THE EXERCISE
Take every line from the listing below that includes "title" and copy it.

^^^^^^^^

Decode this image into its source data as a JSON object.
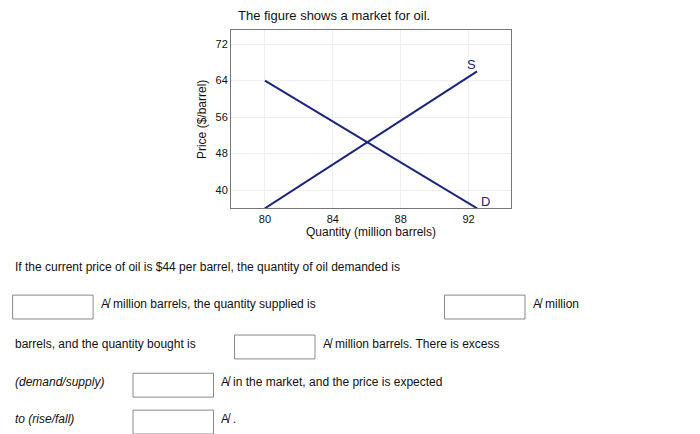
{
  "chart_data": {
    "type": "line",
    "title": "The figure shows a market for oil.",
    "xlabel": "Quantity (million barrels)",
    "ylabel": "Price ($/barrel)",
    "color": "#1a237e",
    "xlim": [
      78,
      94.5
    ],
    "ylim": [
      36,
      75
    ],
    "xticks": [
      80,
      84,
      88,
      92
    ],
    "yticks": [
      40,
      48,
      56,
      64,
      72
    ],
    "grid": true,
    "series": [
      {
        "x": [
          80,
          92.5
        ],
        "values": [
          64,
          36
        ]
      },
      {
        "x": [
          80,
          92.5
        ],
        "values": [
          36,
          66
        ]
      }
    ],
    "annotations": [
      {
        "text": "D",
        "x": 92.6,
        "y": 37.5
      },
      {
        "text": "S",
        "x": 91.8,
        "y": 67.5
      },
      {
        "text": "If the current price of oil is $44 per barrel, the quantity of oil demanded is"
      },
      {
        "text": "A̸"
      },
      {
        "text": "million barrels, the quantity supplied is"
      },
      {
        "text": "A̸"
      },
      {
        "text": "million"
      },
      {
        "text": "barrels, and the quantity bought is"
      },
      {
        "text": "A̸"
      },
      {
        "text": "million barrels. There is excess"
      },
      {
        "text": "(demand/supply)"
      },
      {
        "text": "A̸"
      },
      {
        "text": "in the market, and the price is expected"
      },
      {
        "text": "to (rise/fall)"
      },
      {
        "text": "A̸"
      },
      {
        "text": "."
      }
    ]
  }
}
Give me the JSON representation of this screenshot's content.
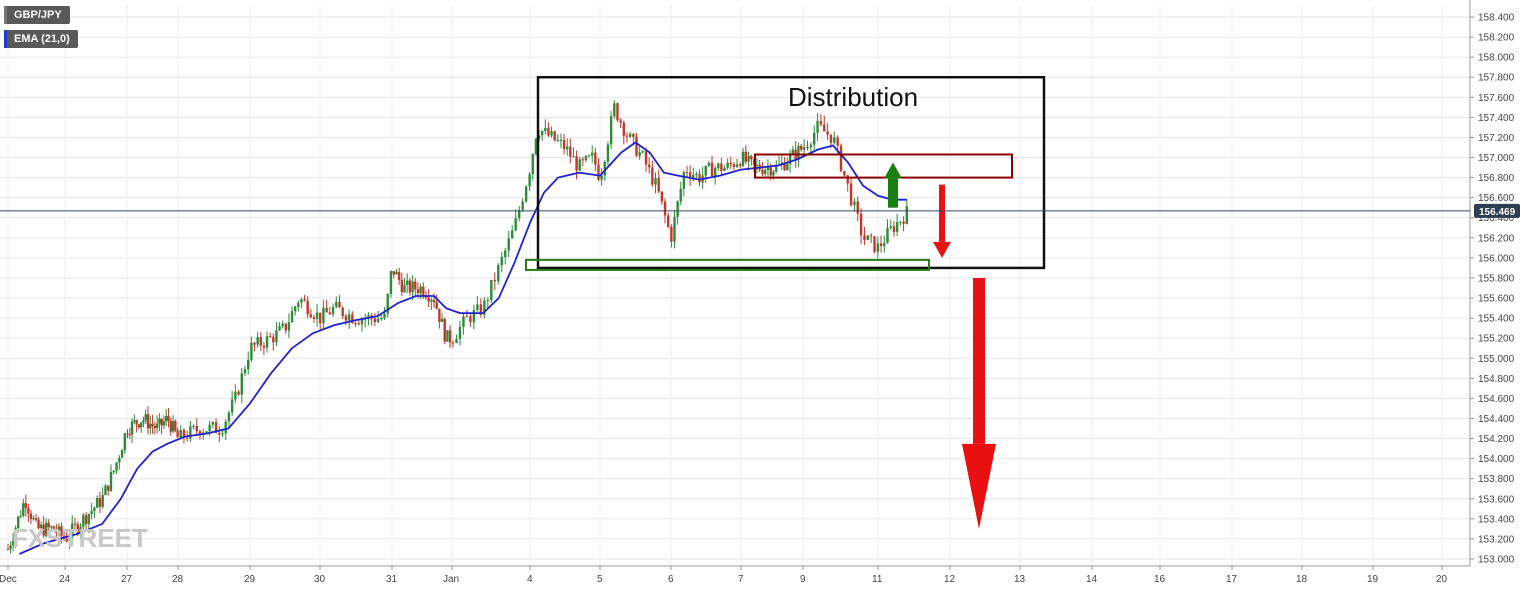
{
  "legend": {
    "symbol": "GBP/JPY",
    "indicator": "EMA (21,0)",
    "indicator_color": "#1f3bd6"
  },
  "watermark": "FXSTREET",
  "current_price": "156.469",
  "annotation": {
    "title": "Distribution"
  },
  "colors": {
    "up": "#2e8b3a",
    "down": "#c0392b",
    "ema": "#1f22d1",
    "resistance_box": "#8b0000",
    "support_box": "#2a7a1a",
    "arrow_up": "#1a7f10",
    "arrow_down": "#e81010",
    "price_tag": "#2c3e50"
  },
  "chart_data": {
    "type": "candlestick",
    "title": "",
    "xlabel": "",
    "ylabel": "",
    "ylim": [
      153.0,
      158.4
    ],
    "y_ticks": [
      "158.400",
      "158.200",
      "158.000",
      "157.800",
      "157.600",
      "157.400",
      "157.200",
      "157.000",
      "156.800",
      "156.600",
      "156.400",
      "156.200",
      "156.000",
      "155.800",
      "155.600",
      "155.400",
      "155.200",
      "155.000",
      "154.800",
      "154.600",
      "154.400",
      "154.200",
      "154.000",
      "153.800",
      "153.600",
      "153.400",
      "153.200",
      "153.000"
    ],
    "x_ticks": [
      "Dec",
      "24",
      "27",
      "28",
      "29",
      "30",
      "31",
      "Jan",
      "4",
      "5",
      "6",
      "7",
      "9",
      "11",
      "12",
      "13",
      "14",
      "16",
      "17",
      "18",
      "19",
      "20"
    ],
    "ema_period": "21",
    "close_path": [
      {
        "x": 0.0,
        "y": 153.1
      },
      {
        "x": 0.3,
        "y": 153.6
      },
      {
        "x": 0.5,
        "y": 153.3
      },
      {
        "x": 0.8,
        "y": 153.3
      },
      {
        "x": 1.0,
        "y": 153.2
      },
      {
        "x": 1.3,
        "y": 153.4
      },
      {
        "x": 1.6,
        "y": 153.6
      },
      {
        "x": 1.8,
        "y": 153.9
      },
      {
        "x": 2.0,
        "y": 154.3
      },
      {
        "x": 2.3,
        "y": 154.4
      },
      {
        "x": 2.6,
        "y": 154.3
      },
      {
        "x": 2.8,
        "y": 154.4
      },
      {
        "x": 3.0,
        "y": 154.2
      },
      {
        "x": 3.3,
        "y": 154.3
      },
      {
        "x": 3.6,
        "y": 154.3
      },
      {
        "x": 3.8,
        "y": 154.6
      },
      {
        "x": 4.0,
        "y": 155.1
      },
      {
        "x": 4.3,
        "y": 155.2
      },
      {
        "x": 4.5,
        "y": 155.3
      },
      {
        "x": 4.7,
        "y": 155.6
      },
      {
        "x": 5.0,
        "y": 155.4
      },
      {
        "x": 5.2,
        "y": 155.5
      },
      {
        "x": 5.5,
        "y": 155.4
      },
      {
        "x": 5.7,
        "y": 155.4
      },
      {
        "x": 5.9,
        "y": 155.4
      },
      {
        "x": 6.0,
        "y": 155.9
      },
      {
        "x": 6.2,
        "y": 155.7
      },
      {
        "x": 6.5,
        "y": 155.7
      },
      {
        "x": 6.7,
        "y": 155.6
      },
      {
        "x": 6.9,
        "y": 155.2
      },
      {
        "x": 7.0,
        "y": 155.2
      },
      {
        "x": 7.2,
        "y": 155.4
      },
      {
        "x": 7.4,
        "y": 155.5
      },
      {
        "x": 7.6,
        "y": 155.9
      },
      {
        "x": 7.8,
        "y": 156.3
      },
      {
        "x": 8.0,
        "y": 156.9
      },
      {
        "x": 8.1,
        "y": 157.3
      },
      {
        "x": 8.3,
        "y": 157.2
      },
      {
        "x": 8.5,
        "y": 157.1
      },
      {
        "x": 8.7,
        "y": 156.9
      },
      {
        "x": 8.9,
        "y": 157.0
      },
      {
        "x": 9.0,
        "y": 156.8
      },
      {
        "x": 9.2,
        "y": 157.5
      },
      {
        "x": 9.4,
        "y": 157.2
      },
      {
        "x": 9.6,
        "y": 157.0
      },
      {
        "x": 9.8,
        "y": 156.7
      },
      {
        "x": 10.0,
        "y": 156.2
      },
      {
        "x": 10.2,
        "y": 156.9
      },
      {
        "x": 10.4,
        "y": 156.8
      },
      {
        "x": 10.6,
        "y": 156.9
      },
      {
        "x": 10.8,
        "y": 156.9
      },
      {
        "x": 11.0,
        "y": 157.0
      },
      {
        "x": 11.2,
        "y": 156.9
      },
      {
        "x": 11.4,
        "y": 156.9
      },
      {
        "x": 11.6,
        "y": 156.9
      },
      {
        "x": 11.8,
        "y": 157.0
      },
      {
        "x": 12.0,
        "y": 157.1
      },
      {
        "x": 12.2,
        "y": 157.3
      },
      {
        "x": 12.4,
        "y": 157.2
      },
      {
        "x": 12.6,
        "y": 156.7
      },
      {
        "x": 12.8,
        "y": 156.2
      },
      {
        "x": 13.0,
        "y": 156.1
      },
      {
        "x": 13.2,
        "y": 156.3
      },
      {
        "x": 13.4,
        "y": 156.45
      }
    ],
    "ema_path": [
      {
        "x": 0.2,
        "y": 153.05
      },
      {
        "x": 0.6,
        "y": 153.15
      },
      {
        "x": 0.9,
        "y": 153.2
      },
      {
        "x": 1.2,
        "y": 153.25
      },
      {
        "x": 1.6,
        "y": 153.35
      },
      {
        "x": 1.9,
        "y": 153.6
      },
      {
        "x": 2.2,
        "y": 153.9
      },
      {
        "x": 2.5,
        "y": 154.07
      },
      {
        "x": 2.8,
        "y": 154.15
      },
      {
        "x": 3.1,
        "y": 154.22
      },
      {
        "x": 3.4,
        "y": 154.25
      },
      {
        "x": 3.7,
        "y": 154.3
      },
      {
        "x": 4.0,
        "y": 154.55
      },
      {
        "x": 4.3,
        "y": 154.85
      },
      {
        "x": 4.6,
        "y": 155.1
      },
      {
        "x": 4.9,
        "y": 155.25
      },
      {
        "x": 5.2,
        "y": 155.33
      },
      {
        "x": 5.5,
        "y": 155.38
      },
      {
        "x": 5.8,
        "y": 155.42
      },
      {
        "x": 6.1,
        "y": 155.55
      },
      {
        "x": 6.4,
        "y": 155.62
      },
      {
        "x": 6.7,
        "y": 155.62
      },
      {
        "x": 6.9,
        "y": 155.5
      },
      {
        "x": 7.1,
        "y": 155.45
      },
      {
        "x": 7.4,
        "y": 155.45
      },
      {
        "x": 7.6,
        "y": 155.6
      },
      {
        "x": 7.8,
        "y": 155.95
      },
      {
        "x": 8.0,
        "y": 156.35
      },
      {
        "x": 8.2,
        "y": 156.65
      },
      {
        "x": 8.4,
        "y": 156.8
      },
      {
        "x": 8.7,
        "y": 156.85
      },
      {
        "x": 9.0,
        "y": 156.82
      },
      {
        "x": 9.3,
        "y": 157.05
      },
      {
        "x": 9.5,
        "y": 157.15
      },
      {
        "x": 9.7,
        "y": 157.05
      },
      {
        "x": 9.9,
        "y": 156.85
      },
      {
        "x": 10.1,
        "y": 156.82
      },
      {
        "x": 10.4,
        "y": 156.78
      },
      {
        "x": 10.7,
        "y": 156.82
      },
      {
        "x": 11.0,
        "y": 156.88
      },
      {
        "x": 11.3,
        "y": 156.9
      },
      {
        "x": 11.6,
        "y": 156.92
      },
      {
        "x": 11.9,
        "y": 156.98
      },
      {
        "x": 12.2,
        "y": 157.08
      },
      {
        "x": 12.4,
        "y": 157.12
      },
      {
        "x": 12.6,
        "y": 156.95
      },
      {
        "x": 12.8,
        "y": 156.72
      },
      {
        "x": 13.0,
        "y": 156.62
      },
      {
        "x": 13.2,
        "y": 156.58
      },
      {
        "x": 13.4,
        "y": 156.58
      }
    ],
    "zones": [
      {
        "name": "distribution",
        "x0": 7.7,
        "x1": 15.0,
        "y0": 155.9,
        "y1": 157.8
      },
      {
        "name": "resistance",
        "x0": 11.3,
        "x1": 15.0,
        "y0": 156.8,
        "y1": 157.03
      },
      {
        "name": "support",
        "x0": 7.5,
        "x1": 13.9,
        "y0": 155.88,
        "y1": 155.98
      }
    ],
    "arrows": [
      {
        "name": "small-up",
        "x": 13.3,
        "y_from": 156.5,
        "y_to": 156.95
      },
      {
        "name": "small-down",
        "x": 14.1,
        "y_from": 156.73,
        "y_to": 156.0
      },
      {
        "name": "large-down",
        "x": 14.6,
        "y_from": 155.8,
        "y_to": 153.3
      }
    ]
  }
}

^^^^^^^^

THE SOLUTION
    "title": "The figure shows a market for oil.",
    "title": "Distribution"
    "title": "",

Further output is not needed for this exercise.